┌──

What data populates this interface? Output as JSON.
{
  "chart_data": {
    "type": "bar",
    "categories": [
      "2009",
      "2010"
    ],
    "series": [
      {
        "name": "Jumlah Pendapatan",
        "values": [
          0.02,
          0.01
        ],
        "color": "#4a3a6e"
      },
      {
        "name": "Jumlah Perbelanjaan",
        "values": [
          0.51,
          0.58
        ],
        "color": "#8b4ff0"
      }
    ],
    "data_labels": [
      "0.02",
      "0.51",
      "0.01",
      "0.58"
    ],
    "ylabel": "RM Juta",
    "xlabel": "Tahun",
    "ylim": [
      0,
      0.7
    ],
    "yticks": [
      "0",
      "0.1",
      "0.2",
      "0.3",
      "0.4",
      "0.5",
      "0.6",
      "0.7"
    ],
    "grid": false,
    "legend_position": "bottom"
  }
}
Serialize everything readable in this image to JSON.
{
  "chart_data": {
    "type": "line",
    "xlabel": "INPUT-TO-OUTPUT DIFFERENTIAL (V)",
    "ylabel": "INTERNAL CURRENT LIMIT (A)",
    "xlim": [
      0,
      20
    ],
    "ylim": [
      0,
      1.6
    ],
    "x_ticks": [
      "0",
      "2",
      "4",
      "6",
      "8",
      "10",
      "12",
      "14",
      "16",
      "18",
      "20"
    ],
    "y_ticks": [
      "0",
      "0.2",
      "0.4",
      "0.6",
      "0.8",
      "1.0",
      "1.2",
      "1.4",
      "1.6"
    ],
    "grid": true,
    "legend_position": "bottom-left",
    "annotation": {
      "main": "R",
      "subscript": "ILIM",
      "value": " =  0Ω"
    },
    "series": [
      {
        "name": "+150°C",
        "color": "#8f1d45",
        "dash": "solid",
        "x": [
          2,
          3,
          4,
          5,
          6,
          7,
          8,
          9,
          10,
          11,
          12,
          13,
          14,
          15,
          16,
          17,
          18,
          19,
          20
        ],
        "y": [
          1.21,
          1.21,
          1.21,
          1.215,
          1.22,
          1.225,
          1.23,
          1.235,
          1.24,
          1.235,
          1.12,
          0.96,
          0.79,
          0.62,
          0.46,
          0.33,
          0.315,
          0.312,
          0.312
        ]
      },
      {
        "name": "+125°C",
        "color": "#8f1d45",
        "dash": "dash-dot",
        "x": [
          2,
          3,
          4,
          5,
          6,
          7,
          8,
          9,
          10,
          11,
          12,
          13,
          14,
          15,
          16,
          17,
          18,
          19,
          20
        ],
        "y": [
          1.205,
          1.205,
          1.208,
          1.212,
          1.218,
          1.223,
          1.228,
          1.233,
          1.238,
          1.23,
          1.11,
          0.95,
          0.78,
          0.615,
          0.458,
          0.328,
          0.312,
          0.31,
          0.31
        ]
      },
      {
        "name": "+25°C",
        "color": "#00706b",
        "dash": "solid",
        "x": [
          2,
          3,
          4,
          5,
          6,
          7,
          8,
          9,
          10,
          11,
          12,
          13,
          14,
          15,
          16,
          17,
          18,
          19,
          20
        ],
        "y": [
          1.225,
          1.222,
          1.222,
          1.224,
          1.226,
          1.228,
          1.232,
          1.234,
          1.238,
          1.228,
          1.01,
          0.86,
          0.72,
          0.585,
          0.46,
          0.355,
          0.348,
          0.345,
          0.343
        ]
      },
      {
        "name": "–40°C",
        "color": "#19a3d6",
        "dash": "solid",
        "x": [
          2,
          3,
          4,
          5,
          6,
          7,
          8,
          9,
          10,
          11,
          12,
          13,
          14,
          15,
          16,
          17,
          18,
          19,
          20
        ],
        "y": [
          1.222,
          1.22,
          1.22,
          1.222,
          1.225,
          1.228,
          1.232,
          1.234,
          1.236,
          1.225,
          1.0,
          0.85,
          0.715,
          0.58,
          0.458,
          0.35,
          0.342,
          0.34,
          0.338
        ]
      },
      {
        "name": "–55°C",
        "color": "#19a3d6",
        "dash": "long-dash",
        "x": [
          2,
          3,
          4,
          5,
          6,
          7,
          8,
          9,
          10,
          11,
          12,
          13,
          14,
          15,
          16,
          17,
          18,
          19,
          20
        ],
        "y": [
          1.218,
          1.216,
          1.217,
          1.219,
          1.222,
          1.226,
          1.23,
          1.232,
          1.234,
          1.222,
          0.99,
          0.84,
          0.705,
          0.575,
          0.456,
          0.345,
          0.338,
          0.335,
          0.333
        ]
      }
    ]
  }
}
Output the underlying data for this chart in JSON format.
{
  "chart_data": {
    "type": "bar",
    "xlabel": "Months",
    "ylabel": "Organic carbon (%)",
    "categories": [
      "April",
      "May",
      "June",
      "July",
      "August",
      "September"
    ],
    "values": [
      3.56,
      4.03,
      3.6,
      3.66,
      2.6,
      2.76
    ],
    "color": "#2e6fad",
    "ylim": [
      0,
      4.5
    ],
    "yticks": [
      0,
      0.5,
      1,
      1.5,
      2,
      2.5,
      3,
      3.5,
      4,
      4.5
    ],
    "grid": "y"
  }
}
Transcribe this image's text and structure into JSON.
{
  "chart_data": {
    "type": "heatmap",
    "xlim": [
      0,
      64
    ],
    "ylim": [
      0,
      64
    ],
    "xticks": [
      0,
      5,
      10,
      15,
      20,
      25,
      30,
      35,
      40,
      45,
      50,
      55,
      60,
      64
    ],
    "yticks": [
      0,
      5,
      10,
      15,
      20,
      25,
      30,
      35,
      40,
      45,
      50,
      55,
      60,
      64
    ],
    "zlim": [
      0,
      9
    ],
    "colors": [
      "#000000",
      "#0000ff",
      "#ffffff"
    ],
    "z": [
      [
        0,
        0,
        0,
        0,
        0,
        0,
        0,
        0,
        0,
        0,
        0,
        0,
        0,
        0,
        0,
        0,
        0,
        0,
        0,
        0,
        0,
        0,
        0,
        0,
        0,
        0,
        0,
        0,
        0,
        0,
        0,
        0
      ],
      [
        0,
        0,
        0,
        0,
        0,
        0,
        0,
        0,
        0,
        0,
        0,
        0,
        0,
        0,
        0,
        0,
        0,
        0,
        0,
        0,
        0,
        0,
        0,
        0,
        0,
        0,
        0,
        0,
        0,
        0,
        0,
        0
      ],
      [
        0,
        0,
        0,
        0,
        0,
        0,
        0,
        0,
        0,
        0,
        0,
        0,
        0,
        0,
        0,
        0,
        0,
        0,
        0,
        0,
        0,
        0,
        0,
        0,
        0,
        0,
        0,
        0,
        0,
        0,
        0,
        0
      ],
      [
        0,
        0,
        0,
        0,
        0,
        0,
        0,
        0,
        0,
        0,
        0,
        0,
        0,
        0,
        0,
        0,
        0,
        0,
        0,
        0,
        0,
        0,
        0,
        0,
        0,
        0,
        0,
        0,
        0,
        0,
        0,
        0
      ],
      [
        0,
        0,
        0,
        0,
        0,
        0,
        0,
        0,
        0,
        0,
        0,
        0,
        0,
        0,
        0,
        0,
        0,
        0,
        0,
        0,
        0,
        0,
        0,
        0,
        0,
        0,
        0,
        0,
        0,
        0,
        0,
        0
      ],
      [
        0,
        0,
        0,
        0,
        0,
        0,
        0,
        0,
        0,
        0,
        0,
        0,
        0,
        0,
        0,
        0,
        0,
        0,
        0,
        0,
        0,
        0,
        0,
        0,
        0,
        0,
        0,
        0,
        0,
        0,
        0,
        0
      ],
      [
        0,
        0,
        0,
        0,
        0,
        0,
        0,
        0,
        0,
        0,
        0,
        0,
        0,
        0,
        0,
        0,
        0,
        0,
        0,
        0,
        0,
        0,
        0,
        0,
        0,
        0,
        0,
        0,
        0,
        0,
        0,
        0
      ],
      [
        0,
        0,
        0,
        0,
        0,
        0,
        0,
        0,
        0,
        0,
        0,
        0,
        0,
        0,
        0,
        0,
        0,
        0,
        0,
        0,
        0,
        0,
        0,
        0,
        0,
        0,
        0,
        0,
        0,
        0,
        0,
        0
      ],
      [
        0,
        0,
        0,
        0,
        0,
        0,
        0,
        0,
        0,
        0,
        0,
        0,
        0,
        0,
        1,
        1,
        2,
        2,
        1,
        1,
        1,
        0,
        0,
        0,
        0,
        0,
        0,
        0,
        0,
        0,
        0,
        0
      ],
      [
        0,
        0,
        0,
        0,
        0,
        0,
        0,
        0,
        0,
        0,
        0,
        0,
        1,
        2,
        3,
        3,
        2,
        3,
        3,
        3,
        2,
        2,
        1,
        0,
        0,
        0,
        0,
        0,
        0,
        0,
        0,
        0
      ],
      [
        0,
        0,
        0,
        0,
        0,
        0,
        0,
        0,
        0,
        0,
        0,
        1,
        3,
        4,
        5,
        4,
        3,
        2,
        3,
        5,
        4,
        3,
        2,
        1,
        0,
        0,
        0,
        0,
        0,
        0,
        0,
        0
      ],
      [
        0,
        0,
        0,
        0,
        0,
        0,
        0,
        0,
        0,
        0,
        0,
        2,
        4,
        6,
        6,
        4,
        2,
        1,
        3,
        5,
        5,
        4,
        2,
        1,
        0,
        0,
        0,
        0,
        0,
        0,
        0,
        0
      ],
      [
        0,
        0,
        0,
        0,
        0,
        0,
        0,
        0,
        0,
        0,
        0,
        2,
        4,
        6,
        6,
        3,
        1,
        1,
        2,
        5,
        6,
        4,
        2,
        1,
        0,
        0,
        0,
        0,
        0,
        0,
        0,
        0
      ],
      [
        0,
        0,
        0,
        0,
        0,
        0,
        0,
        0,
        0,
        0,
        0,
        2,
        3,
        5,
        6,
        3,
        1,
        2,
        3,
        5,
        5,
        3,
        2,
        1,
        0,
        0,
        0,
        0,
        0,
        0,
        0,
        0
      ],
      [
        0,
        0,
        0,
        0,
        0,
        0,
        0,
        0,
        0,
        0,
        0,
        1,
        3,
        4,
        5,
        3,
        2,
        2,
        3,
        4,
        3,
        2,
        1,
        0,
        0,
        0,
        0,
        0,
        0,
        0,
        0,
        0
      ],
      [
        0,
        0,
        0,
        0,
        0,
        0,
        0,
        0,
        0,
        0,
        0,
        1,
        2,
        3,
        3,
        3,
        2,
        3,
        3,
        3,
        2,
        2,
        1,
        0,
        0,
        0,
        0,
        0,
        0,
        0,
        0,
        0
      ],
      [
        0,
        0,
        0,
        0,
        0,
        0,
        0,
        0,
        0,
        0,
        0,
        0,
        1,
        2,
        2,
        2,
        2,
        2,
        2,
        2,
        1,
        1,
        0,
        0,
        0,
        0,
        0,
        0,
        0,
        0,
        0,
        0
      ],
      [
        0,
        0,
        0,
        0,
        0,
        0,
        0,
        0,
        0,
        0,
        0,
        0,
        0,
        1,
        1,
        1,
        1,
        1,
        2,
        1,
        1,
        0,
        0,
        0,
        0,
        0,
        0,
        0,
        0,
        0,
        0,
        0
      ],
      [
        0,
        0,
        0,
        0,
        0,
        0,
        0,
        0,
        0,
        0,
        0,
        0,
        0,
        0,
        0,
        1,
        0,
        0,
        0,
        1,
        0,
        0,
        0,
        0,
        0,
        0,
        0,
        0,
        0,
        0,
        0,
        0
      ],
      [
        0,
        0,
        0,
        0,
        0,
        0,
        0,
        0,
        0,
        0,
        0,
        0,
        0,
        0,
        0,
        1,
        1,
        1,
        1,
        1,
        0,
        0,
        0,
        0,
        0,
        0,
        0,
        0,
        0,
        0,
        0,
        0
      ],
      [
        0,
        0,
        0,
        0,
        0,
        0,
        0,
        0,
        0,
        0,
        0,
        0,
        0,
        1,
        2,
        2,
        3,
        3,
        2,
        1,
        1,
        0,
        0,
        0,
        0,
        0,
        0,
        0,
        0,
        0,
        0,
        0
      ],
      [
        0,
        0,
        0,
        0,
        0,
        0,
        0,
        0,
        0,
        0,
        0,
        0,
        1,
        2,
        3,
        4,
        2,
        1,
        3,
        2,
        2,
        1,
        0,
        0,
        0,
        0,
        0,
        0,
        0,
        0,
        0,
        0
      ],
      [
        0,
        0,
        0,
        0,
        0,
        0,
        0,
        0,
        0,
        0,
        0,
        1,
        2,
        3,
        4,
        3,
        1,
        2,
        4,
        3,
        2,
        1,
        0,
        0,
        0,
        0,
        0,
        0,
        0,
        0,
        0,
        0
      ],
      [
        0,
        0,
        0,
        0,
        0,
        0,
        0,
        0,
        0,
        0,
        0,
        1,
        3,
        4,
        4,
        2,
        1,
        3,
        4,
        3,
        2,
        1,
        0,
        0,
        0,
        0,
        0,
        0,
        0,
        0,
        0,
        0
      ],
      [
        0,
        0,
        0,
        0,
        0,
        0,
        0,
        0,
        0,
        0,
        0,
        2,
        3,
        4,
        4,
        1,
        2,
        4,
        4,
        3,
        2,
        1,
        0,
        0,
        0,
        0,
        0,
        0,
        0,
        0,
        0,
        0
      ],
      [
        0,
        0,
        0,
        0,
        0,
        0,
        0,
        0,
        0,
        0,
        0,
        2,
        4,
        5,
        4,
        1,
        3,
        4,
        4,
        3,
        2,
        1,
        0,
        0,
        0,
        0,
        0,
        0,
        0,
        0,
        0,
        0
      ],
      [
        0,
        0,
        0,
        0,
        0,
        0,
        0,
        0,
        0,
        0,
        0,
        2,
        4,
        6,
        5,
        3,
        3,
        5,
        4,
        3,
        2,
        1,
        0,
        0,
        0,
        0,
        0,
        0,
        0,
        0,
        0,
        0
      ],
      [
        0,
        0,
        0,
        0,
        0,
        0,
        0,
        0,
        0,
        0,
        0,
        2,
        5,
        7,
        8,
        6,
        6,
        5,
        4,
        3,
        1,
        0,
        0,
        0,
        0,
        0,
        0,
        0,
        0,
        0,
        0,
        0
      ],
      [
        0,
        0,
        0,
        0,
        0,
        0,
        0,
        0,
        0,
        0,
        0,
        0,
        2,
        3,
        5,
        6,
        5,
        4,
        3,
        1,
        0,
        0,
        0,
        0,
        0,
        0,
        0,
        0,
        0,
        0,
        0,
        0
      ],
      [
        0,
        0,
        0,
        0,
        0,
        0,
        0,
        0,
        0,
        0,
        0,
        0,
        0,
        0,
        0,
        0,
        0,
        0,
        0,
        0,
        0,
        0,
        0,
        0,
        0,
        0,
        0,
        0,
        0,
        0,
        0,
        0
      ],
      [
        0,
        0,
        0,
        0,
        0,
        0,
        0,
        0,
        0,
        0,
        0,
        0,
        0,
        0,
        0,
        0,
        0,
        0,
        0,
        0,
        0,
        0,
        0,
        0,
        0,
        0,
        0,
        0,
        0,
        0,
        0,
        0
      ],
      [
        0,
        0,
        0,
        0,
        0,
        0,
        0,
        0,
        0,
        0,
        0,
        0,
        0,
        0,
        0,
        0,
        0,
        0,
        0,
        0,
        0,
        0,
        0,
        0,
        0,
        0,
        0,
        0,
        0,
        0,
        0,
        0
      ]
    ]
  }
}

└──

#### PROBLEM REQUIREMENTS:
Select every line in the material above where the string "bottom" occurs, and copy it.

#### ANSWER TO THE EXERCISE:
    "legend_position": "bottom"
    "legend_position": "bottom-left",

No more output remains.